Instruction ->
Transcribe each entry below exactly. Pictures do not go in the copy.

....

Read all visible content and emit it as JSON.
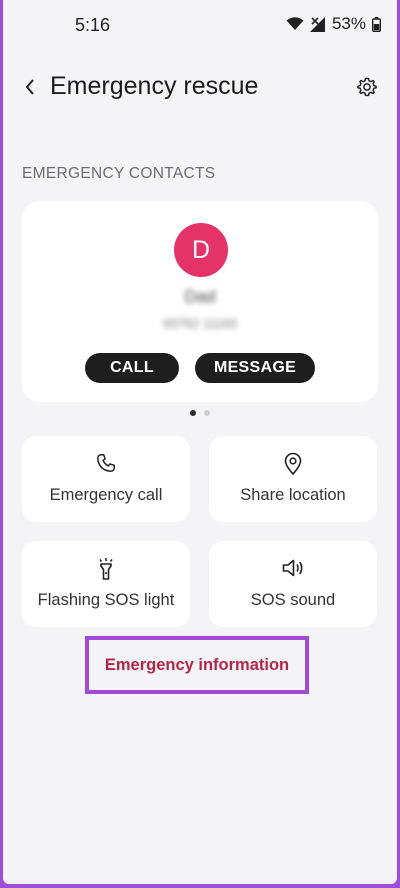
{
  "status_bar": {
    "time": "5:16",
    "battery": "53%"
  },
  "header": {
    "title": "Emergency rescue"
  },
  "contacts": {
    "section_label": "EMERGENCY CONTACTS",
    "contact": {
      "initial": "D",
      "name": "Dad",
      "number": "93762 11193"
    },
    "call_label": "CALL",
    "message_label": "MESSAGE"
  },
  "colors": {
    "avatar": "#e5336a",
    "accent": "#b5254a",
    "highlight": "#a04ad8"
  },
  "actions": [
    {
      "label": "Emergency call",
      "icon": "phone-icon"
    },
    {
      "label": "Share location",
      "icon": "location-pin-icon"
    },
    {
      "label": "Flashing SOS light",
      "icon": "flashlight-icon"
    },
    {
      "label": "SOS sound",
      "icon": "speaker-icon"
    }
  ],
  "emergency_info_label": "Emergency information"
}
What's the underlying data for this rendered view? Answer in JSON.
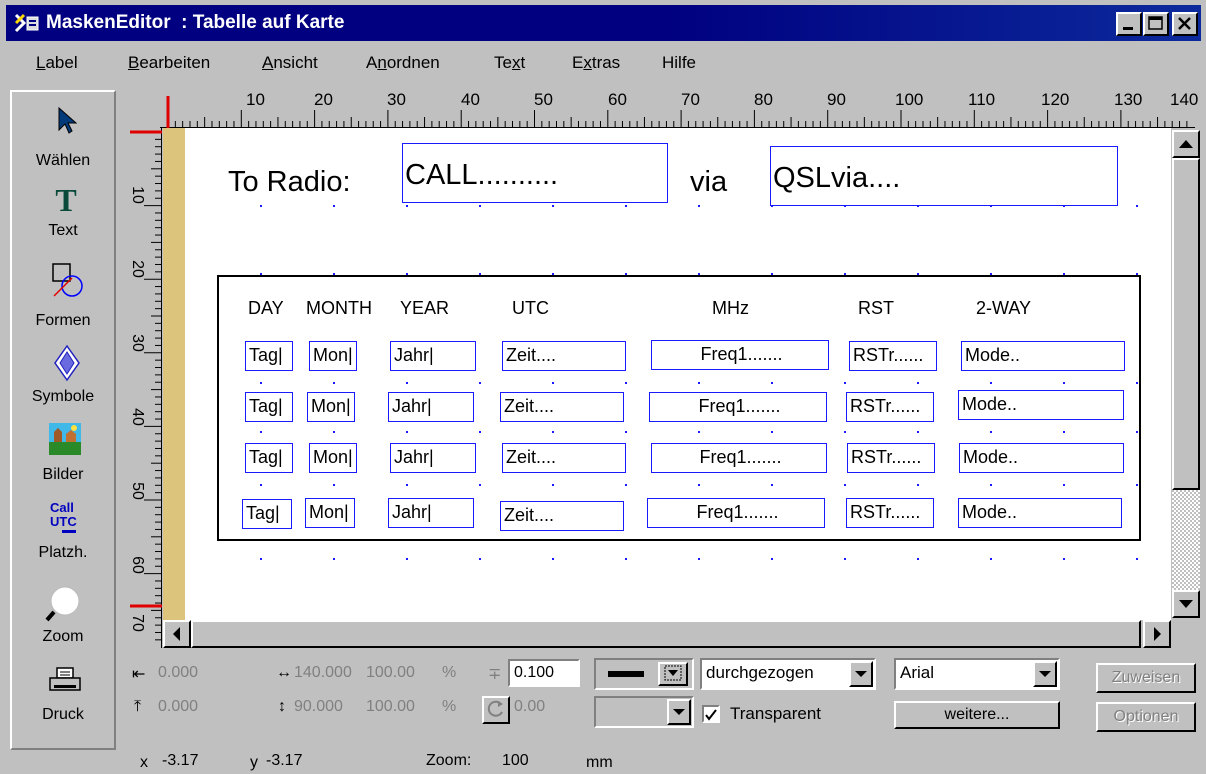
{
  "window": {
    "title": "MaskenEditor  : Tabelle auf Karte",
    "buttons": [
      "minimize",
      "maximize",
      "close"
    ]
  },
  "menu": [
    {
      "label": "Label",
      "accel": "L"
    },
    {
      "label": "Bearbeiten",
      "accel": "B"
    },
    {
      "label": "Ansicht",
      "accel": "A"
    },
    {
      "label": "Anordnen",
      "accel": "n"
    },
    {
      "label": "Text",
      "accel": "x"
    },
    {
      "label": "Extras",
      "accel": "t"
    },
    {
      "label": "Hilfe",
      "accel": ""
    }
  ],
  "toolbox": {
    "select": "Wählen",
    "text": "Text",
    "shapes": "Formen",
    "symbols": "Symbole",
    "images": "Bilder",
    "placeholders": "Platzh.",
    "placeholder_icon_top": "Call",
    "placeholder_icon_bottom": "UTC",
    "zoom": "Zoom",
    "print": "Druck"
  },
  "ruler": {
    "h_labels": [
      "10",
      "20",
      "30",
      "40",
      "50",
      "60",
      "70",
      "80",
      "90",
      "100",
      "110",
      "120",
      "130",
      "140"
    ],
    "v_labels": [
      "10",
      "20",
      "30",
      "40",
      "50",
      "60",
      "70"
    ]
  },
  "canvas": {
    "to_radio_label": "To Radio:",
    "call_field": "CALL..........",
    "via_label": "via",
    "qslvia_field": "QSLvia....",
    "headers": [
      "DAY",
      "MONTH",
      "YEAR",
      "UTC",
      "MHz",
      "RST",
      "2-WAY"
    ],
    "row_fields": [
      "Tag|",
      "Mon|",
      "Jahr|",
      "Zeit....",
      "Freq1.......",
      "RSTr......",
      "Mode.."
    ]
  },
  "properties": {
    "x": "0.000",
    "width": "140.000",
    "width_pct": "100.00",
    "line_width": "0.100",
    "y": "0.000",
    "height": "90.000",
    "height_pct": "100.00",
    "rotation": "0.00",
    "pct_symbol": "%",
    "line_style": "durchgezogen",
    "transparent_label": "Transparent",
    "transparent_checked": true,
    "font": "Arial",
    "more_button": "weitere...",
    "assign_button": "Zuweisen",
    "options_button": "Optionen"
  },
  "status": {
    "x_label": "x",
    "x_value": "-3.17",
    "y_label": "y",
    "y_value": "-3.17",
    "zoom_label": "Zoom:",
    "zoom_value": "100",
    "unit": "mm"
  },
  "colors": {
    "title_bar": "#000080",
    "field_border": "#1a1aff",
    "margin_bar": "#dcc47c",
    "ruler_marker": "#e00000"
  }
}
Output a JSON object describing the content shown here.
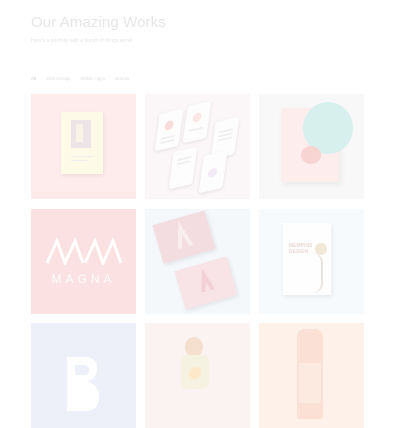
{
  "header": {
    "title": "Our Amazing Works",
    "subtitle": "Here's a portfolio with a bunch of things we've"
  },
  "filters": [
    {
      "label": "All",
      "active": true
    },
    {
      "label": "Web Design",
      "active": false
    },
    {
      "label": "Mobile Apps",
      "active": false
    },
    {
      "label": "Brands",
      "active": false
    }
  ],
  "portfolio": {
    "tiles": [
      {
        "background": "#fdeceb",
        "content": "book-cover"
      },
      {
        "background": "#fbf6f7",
        "content": "mobile-app-screens"
      },
      {
        "background": "#f8f8f8",
        "content": "card-with-circle"
      },
      {
        "background": "#fbe1e1",
        "content": "magna-logo",
        "logo_text": "MAGNA"
      },
      {
        "background": "#f5f8fb",
        "content": "business-cards"
      },
      {
        "background": "#f7fafc",
        "content": "poster",
        "poster_text": "MEMPHIS DESIGN"
      },
      {
        "background": "#edf0f8",
        "content": "letter-b-logo"
      },
      {
        "background": "#fbf3f2",
        "content": "character-illustration"
      },
      {
        "background": "#fdf1ea",
        "content": "bottle-packaging"
      }
    ]
  },
  "colors": {
    "title_text": "#e6e6e6",
    "filter_text": "#e0e0e0",
    "accent_pink": "#fbe1e1"
  }
}
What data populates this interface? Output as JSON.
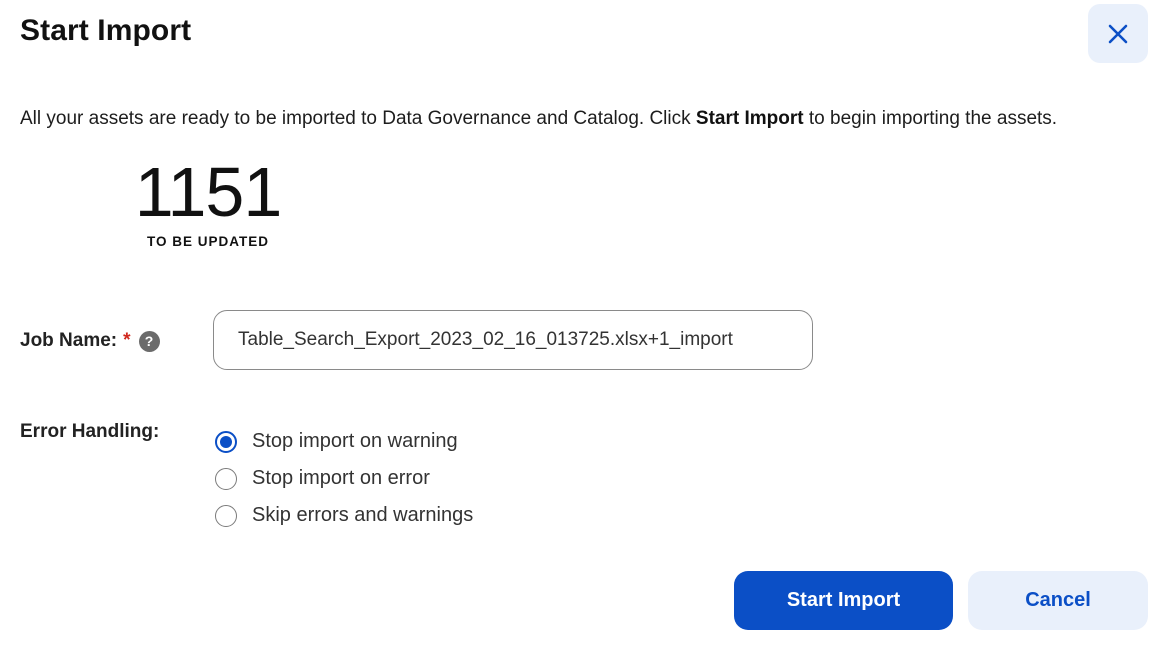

....

Solution to the exercise ->
Read all visible content and emit it as JSON.
{
  "status_bar": {
    "time": "5:16",
    "battery": "53%"
  },
  "header": {
    "title": "Emergency rescue"
  },
  "contacts": {
    "section_label": "EMERGENCY CONTACTS",
    "contact": {
      "initial": "D",
      "name": "Dad",
      "number": "93762 11193"
    },
    "call_label": "CALL",
    "message_label": "MESSAGE"
  },
  "colors": {
    "avatar": "#e5336a",
    "accent": "#b5254a",
    "highlight": "#a04ad8"
  },
  "actions": [
    {
      "label": "Emergency call",
      "icon": "phone-icon"
    },
    {
      "label": "Share location",
      "icon": "location-pin-icon"
    },
    {
      "label": "Flashing SOS light",
      "icon": "flashlight-icon"
    },
    {
      "label": "SOS sound",
      "icon": "speaker-icon"
    }
  ],
  "emergency_info_label": "Emergency information"
}
What's the underlying data for this rendered view? Answer in JSON.
{
  "window": {
    "title": "MaskenEditor  : Tabelle auf Karte",
    "buttons": [
      "minimize",
      "maximize",
      "close"
    ]
  },
  "menu": [
    {
      "label": "Label",
      "accel": "L"
    },
    {
      "label": "Bearbeiten",
      "accel": "B"
    },
    {
      "label": "Ansicht",
      "accel": "A"
    },
    {
      "label": "Anordnen",
      "accel": "n"
    },
    {
      "label": "Text",
      "accel": "x"
    },
    {
      "label": "Extras",
      "accel": "t"
    },
    {
      "label": "Hilfe",
      "accel": ""
    }
  ],
  "toolbox": {
    "select": "Wählen",
    "text": "Text",
    "shapes": "Formen",
    "symbols": "Symbole",
    "images": "Bilder",
    "placeholders": "Platzh.",
    "placeholder_icon_top": "Call",
    "placeholder_icon_bottom": "UTC",
    "zoom": "Zoom",
    "print": "Druck"
  },
  "ruler": {
    "h_labels": [
      "10",
      "20",
      "30",
      "40",
      "50",
      "60",
      "70",
      "80",
      "90",
      "100",
      "110",
      "120",
      "130",
      "140"
    ],
    "v_labels": [
      "10",
      "20",
      "30",
      "40",
      "50",
      "60",
      "70"
    ]
  },
  "canvas": {
    "to_radio_label": "To Radio:",
    "call_field": "CALL..........",
    "via_label": "via",
    "qslvia_field": "QSLvia....",
    "headers": [
      "DAY",
      "MONTH",
      "YEAR",
      "UTC",
      "MHz",
      "RST",
      "2-WAY"
    ],
    "row_fields": [
      "Tag|",
      "Mon|",
      "Jahr|",
      "Zeit....",
      "Freq1.......",
      "RSTr......",
      "Mode.."
    ]
  },
  "properties": {
    "x": "0.000",
    "width": "140.000",
    "width_pct": "100.00",
    "line_width": "0.100",
    "y": "0.000",
    "height": "90.000",
    "height_pct": "100.00",
    "rotation": "0.00",
    "pct_symbol": "%",
    "line_style": "durchgezogen",
    "transparent_label": "Transparent",
    "transparent_checked": true,
    "font": "Arial",
    "more_button": "weitere...",
    "assign_button": "Zuweisen",
    "options_button": "Optionen"
  },
  "status": {
    "x_label": "x",
    "x_value": "-3.17",
    "y_label": "y",
    "y_value": "-3.17",
    "zoom_label": "Zoom:",
    "zoom_value": "100",
    "unit": "mm"
  },
  "colors": {
    "title_bar": "#000080",
    "field_border": "#1a1aff",
    "margin_bar": "#dcc47c",
    "ruler_marker": "#e00000"
  }
}
Output a JSON object describing the content shown here.
{
  "header": {
    "title": "Our Amazing Works",
    "subtitle": "Here's a portfolio with a bunch of things we've"
  },
  "filters": [
    {
      "label": "All",
      "active": true
    },
    {
      "label": "Web Design",
      "active": false
    },
    {
      "label": "Mobile Apps",
      "active": false
    },
    {
      "label": "Brands",
      "active": false
    }
  ],
  "portfolio": {
    "tiles": [
      {
        "background": "#fdeceb",
        "content": "book-cover"
      },
      {
        "background": "#fbf6f7",
        "content": "mobile-app-screens"
      },
      {
        "background": "#f8f8f8",
        "content": "card-with-circle"
      },
      {
        "background": "#fbe1e1",
        "content": "magna-logo",
        "logo_text": "MAGNA"
      },
      {
        "background": "#f5f8fb",
        "content": "business-cards"
      },
      {
        "background": "#f7fafc",
        "content": "poster",
        "poster_text": "MEMPHIS DESIGN"
      },
      {
        "background": "#edf0f8",
        "content": "letter-b-logo"
      },
      {
        "background": "#fbf3f2",
        "content": "character-illustration"
      },
      {
        "background": "#fdf1ea",
        "content": "bottle-packaging"
      }
    ]
  },
  "colors": {
    "title_text": "#e6e6e6",
    "filter_text": "#e0e0e0",
    "accent_pink": "#fbe1e1"
  }
}
What data populates this interface? Output as JSON.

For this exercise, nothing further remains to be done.